● **Short exercise**
Tell how many lines in these records contain the string "document", with only the number as the reply.

● **The input**
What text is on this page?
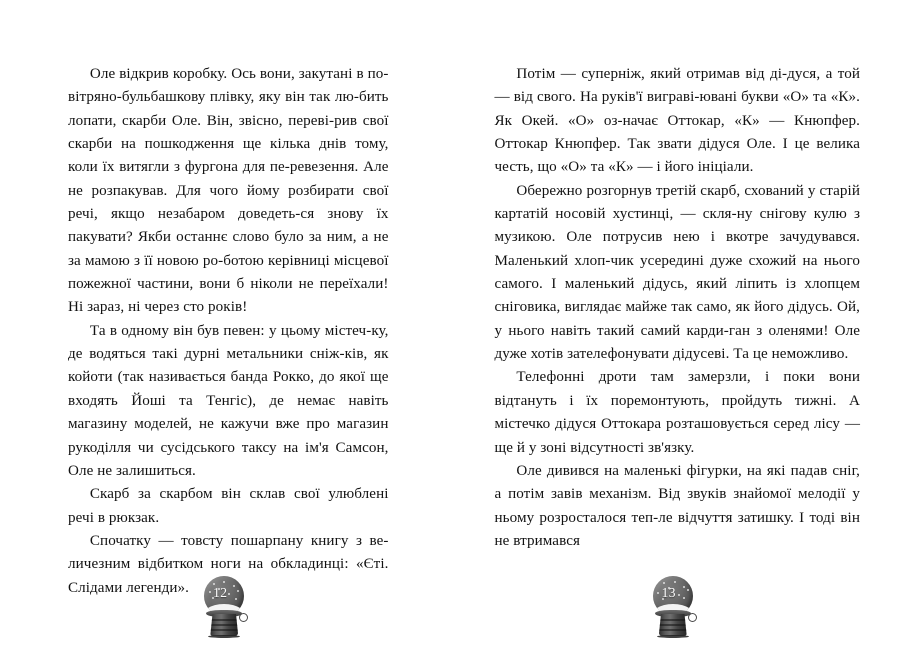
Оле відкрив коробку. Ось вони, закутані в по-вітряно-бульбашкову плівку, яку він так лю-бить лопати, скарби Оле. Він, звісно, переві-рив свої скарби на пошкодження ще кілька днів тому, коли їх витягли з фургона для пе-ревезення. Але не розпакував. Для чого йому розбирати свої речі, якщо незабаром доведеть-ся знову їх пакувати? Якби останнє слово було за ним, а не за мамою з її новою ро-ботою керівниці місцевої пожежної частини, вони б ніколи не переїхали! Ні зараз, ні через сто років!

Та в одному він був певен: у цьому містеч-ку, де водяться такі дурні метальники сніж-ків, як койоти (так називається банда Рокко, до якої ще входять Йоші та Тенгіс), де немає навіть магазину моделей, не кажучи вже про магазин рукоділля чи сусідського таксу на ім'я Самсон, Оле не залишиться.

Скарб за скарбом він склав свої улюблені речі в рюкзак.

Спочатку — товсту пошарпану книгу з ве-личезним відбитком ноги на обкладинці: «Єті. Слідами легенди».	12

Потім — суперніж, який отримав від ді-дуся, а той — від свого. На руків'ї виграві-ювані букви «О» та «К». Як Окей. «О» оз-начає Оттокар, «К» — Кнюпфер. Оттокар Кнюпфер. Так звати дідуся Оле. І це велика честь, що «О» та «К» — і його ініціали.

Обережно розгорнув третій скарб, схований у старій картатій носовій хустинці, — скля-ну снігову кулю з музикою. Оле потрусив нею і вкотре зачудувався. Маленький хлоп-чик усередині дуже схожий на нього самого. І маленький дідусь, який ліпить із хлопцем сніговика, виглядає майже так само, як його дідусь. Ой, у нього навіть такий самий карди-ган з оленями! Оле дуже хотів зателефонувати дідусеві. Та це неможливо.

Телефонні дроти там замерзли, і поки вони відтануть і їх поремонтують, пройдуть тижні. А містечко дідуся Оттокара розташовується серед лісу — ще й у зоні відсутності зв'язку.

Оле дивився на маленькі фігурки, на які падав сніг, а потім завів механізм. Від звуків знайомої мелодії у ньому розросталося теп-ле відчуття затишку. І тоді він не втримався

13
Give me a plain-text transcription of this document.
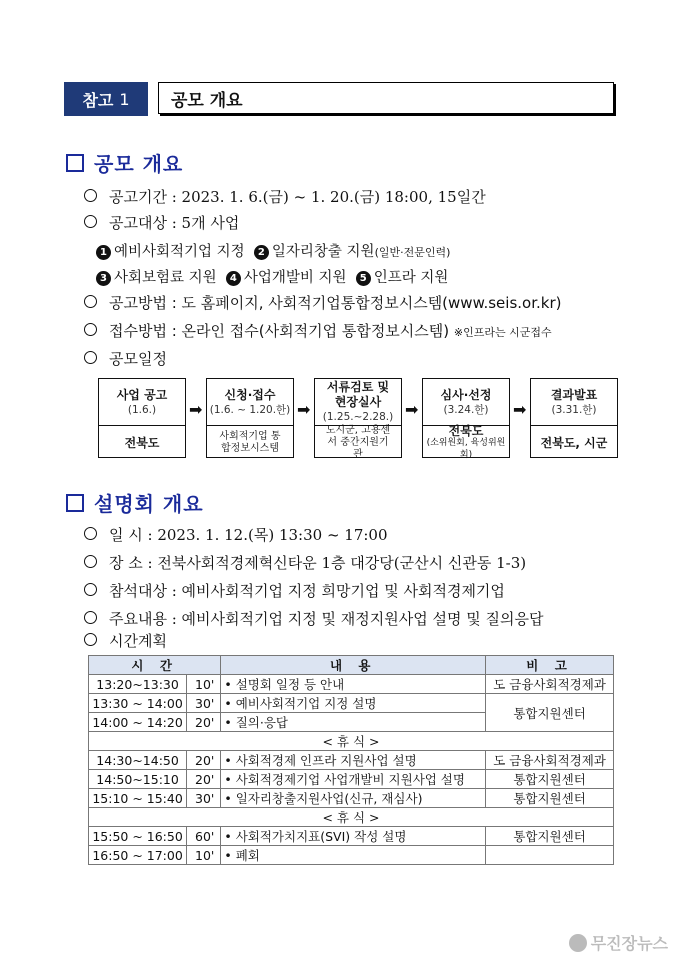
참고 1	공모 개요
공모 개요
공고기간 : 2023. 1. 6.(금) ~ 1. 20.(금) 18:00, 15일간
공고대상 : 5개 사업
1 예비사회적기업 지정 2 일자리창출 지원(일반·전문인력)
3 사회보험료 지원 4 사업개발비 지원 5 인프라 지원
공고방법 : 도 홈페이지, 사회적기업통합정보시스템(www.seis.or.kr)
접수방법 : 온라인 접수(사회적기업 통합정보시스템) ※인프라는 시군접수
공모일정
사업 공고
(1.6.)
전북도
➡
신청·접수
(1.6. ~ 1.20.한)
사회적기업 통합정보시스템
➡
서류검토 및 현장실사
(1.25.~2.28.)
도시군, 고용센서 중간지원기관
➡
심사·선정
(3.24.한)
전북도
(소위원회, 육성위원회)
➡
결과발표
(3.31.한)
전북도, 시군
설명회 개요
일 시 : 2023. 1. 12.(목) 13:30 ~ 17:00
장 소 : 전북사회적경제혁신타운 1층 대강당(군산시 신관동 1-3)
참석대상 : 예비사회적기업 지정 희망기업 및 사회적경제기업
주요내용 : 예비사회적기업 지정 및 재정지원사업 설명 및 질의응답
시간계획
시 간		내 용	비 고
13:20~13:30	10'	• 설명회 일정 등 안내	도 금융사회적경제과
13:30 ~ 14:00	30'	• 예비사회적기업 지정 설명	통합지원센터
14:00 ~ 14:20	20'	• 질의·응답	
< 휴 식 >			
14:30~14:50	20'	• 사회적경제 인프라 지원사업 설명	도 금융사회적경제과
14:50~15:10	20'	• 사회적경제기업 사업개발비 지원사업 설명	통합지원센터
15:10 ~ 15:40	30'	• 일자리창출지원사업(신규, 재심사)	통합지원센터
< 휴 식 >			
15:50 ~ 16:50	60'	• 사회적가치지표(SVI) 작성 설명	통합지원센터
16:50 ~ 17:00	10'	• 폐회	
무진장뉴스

...

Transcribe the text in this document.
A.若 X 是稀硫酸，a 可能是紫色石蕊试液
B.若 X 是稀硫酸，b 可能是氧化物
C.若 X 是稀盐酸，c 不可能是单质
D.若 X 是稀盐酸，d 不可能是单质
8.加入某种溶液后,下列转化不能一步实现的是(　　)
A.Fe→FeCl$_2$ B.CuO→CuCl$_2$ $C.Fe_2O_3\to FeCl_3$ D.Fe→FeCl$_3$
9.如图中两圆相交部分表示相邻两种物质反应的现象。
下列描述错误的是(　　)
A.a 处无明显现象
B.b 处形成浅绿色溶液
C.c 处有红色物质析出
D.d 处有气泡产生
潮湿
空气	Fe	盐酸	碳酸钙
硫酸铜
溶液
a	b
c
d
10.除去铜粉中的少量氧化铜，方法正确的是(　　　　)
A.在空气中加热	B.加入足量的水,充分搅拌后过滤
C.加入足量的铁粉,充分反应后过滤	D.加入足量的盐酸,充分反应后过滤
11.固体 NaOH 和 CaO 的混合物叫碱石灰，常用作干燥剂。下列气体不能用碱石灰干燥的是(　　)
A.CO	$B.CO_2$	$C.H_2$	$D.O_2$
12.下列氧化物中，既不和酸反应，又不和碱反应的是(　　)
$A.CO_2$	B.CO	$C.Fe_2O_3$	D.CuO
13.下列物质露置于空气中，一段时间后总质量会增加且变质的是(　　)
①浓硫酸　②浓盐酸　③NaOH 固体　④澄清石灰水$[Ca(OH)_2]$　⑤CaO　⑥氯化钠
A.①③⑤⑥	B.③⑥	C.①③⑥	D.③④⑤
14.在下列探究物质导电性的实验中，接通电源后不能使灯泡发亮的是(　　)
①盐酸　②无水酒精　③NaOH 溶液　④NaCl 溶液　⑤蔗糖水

● **Final answer**
2